* BEGIN Stored data *

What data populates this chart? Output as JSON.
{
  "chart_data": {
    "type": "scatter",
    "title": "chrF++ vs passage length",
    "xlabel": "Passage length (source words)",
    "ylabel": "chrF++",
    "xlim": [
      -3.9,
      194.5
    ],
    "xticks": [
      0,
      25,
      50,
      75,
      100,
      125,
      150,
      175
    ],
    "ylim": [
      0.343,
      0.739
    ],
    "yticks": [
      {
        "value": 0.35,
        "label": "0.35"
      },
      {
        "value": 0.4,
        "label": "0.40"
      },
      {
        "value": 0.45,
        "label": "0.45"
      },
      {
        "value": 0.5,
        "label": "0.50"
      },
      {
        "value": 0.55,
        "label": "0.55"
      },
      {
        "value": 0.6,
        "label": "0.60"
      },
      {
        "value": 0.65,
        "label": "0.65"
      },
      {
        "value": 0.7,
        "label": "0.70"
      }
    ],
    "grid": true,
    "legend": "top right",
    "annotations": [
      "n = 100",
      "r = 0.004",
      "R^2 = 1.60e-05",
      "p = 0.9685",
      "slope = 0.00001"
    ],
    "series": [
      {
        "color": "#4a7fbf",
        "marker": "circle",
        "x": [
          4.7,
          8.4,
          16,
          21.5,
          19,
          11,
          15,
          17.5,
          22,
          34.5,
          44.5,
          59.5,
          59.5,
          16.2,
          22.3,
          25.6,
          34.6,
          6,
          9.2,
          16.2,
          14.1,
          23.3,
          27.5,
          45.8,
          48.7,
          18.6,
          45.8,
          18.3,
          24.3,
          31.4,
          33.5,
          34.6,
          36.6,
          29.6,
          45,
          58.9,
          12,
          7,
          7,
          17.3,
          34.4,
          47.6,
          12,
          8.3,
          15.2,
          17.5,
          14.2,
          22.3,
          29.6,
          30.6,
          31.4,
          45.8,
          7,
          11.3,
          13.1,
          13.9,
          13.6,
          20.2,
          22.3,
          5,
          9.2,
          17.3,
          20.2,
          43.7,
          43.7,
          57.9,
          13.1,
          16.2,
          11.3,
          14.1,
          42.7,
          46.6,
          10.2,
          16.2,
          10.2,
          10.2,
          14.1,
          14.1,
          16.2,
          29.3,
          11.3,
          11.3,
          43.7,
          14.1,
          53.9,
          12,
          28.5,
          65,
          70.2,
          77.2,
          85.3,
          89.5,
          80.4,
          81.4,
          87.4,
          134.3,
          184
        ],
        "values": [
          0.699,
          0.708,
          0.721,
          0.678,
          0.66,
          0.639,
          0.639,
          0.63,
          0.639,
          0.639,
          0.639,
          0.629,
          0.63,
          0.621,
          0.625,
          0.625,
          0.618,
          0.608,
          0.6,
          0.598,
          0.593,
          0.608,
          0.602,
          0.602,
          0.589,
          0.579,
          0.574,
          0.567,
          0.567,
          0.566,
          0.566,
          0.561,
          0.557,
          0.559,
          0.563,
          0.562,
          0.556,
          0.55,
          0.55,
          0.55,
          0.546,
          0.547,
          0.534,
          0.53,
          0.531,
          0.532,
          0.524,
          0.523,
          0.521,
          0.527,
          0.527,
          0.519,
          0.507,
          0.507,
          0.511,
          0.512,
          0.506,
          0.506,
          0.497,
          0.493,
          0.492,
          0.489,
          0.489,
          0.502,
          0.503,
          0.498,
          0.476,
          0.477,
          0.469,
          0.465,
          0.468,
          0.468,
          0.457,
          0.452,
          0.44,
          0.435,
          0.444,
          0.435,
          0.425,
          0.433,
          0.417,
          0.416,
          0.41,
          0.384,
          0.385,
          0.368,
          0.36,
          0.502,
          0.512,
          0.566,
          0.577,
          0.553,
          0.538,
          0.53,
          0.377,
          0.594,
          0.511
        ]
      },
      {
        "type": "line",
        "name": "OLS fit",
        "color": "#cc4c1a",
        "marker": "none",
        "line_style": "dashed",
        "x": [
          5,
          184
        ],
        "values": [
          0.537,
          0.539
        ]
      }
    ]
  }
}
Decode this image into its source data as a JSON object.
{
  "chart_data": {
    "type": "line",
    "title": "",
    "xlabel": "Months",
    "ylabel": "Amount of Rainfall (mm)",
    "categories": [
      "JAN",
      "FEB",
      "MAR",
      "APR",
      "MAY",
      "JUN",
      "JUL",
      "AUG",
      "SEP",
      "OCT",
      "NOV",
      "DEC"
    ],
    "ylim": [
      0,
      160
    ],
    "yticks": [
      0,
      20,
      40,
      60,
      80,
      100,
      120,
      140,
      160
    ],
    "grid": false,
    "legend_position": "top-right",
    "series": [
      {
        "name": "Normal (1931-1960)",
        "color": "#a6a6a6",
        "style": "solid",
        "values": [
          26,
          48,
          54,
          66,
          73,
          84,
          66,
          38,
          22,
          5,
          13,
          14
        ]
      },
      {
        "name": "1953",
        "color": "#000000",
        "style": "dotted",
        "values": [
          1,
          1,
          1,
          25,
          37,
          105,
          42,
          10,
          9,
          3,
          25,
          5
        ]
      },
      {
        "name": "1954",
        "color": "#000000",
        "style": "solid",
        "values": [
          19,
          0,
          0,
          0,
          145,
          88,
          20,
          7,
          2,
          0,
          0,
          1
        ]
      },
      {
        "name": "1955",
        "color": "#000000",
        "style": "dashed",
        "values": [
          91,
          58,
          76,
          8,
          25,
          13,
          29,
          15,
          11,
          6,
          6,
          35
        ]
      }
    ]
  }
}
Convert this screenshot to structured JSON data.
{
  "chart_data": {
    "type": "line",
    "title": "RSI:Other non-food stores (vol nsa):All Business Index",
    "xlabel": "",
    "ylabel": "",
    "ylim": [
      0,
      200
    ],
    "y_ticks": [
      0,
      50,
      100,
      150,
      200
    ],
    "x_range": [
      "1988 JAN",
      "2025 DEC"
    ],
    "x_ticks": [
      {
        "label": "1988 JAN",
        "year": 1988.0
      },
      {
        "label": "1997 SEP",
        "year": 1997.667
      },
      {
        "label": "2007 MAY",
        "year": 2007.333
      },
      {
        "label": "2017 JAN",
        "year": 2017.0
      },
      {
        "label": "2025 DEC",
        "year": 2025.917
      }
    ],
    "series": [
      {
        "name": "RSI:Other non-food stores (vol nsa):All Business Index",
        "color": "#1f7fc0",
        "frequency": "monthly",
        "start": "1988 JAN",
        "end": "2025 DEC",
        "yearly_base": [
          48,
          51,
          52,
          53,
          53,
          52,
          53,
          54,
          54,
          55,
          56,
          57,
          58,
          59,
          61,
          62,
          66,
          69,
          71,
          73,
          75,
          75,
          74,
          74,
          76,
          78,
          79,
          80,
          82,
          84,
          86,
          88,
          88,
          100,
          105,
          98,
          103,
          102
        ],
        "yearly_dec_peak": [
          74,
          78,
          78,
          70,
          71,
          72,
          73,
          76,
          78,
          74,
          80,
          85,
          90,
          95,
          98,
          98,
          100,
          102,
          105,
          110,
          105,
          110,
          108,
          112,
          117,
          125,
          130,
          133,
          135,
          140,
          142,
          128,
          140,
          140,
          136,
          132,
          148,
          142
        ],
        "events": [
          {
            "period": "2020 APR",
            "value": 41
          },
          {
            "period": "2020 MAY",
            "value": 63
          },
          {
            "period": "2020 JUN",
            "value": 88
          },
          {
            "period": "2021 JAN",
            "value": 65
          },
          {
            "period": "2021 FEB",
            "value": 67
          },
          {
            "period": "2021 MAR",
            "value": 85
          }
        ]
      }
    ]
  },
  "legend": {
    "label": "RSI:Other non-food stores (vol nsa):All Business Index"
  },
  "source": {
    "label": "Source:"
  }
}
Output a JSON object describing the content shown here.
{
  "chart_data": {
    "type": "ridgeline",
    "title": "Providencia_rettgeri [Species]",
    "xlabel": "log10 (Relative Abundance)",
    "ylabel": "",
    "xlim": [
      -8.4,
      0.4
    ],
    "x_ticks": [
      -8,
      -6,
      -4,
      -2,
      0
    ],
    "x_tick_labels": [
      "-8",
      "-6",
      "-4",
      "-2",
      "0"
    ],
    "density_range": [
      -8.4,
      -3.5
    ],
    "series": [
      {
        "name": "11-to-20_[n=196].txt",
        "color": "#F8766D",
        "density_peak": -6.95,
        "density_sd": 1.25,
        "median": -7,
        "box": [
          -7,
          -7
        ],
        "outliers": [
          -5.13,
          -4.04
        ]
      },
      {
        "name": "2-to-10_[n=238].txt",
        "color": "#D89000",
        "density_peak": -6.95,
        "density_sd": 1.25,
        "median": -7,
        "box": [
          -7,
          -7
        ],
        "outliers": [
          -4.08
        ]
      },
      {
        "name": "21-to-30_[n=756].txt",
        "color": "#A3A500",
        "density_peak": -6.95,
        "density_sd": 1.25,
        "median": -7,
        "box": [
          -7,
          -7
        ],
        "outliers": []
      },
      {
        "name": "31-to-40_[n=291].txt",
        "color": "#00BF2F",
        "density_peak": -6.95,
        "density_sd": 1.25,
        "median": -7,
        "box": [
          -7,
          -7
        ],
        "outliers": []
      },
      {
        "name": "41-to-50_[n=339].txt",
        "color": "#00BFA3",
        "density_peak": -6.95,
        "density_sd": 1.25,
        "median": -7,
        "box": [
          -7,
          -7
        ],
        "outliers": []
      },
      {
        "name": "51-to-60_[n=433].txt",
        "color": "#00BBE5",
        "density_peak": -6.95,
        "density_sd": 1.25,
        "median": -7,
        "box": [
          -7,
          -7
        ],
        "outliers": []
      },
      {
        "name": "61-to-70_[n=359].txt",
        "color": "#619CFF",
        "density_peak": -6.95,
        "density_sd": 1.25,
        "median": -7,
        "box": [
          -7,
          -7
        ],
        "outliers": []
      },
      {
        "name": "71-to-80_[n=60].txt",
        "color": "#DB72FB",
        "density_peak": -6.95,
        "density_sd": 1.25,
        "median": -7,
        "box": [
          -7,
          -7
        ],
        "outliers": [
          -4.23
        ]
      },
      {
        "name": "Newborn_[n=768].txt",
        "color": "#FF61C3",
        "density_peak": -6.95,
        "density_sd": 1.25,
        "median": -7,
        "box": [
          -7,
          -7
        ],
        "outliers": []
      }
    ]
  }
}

* END Stored data *

**Problem statement:** Read through the entries and copy every line that includes "food".

**The completed task:**
    "title": "RSI:Other non-food stores (vol nsa):All Business Index",
        "name": "RSI:Other non-food stores (vol nsa):All Business Index",
    "label": "RSI:Other non-food stores (vol nsa):All Business Index"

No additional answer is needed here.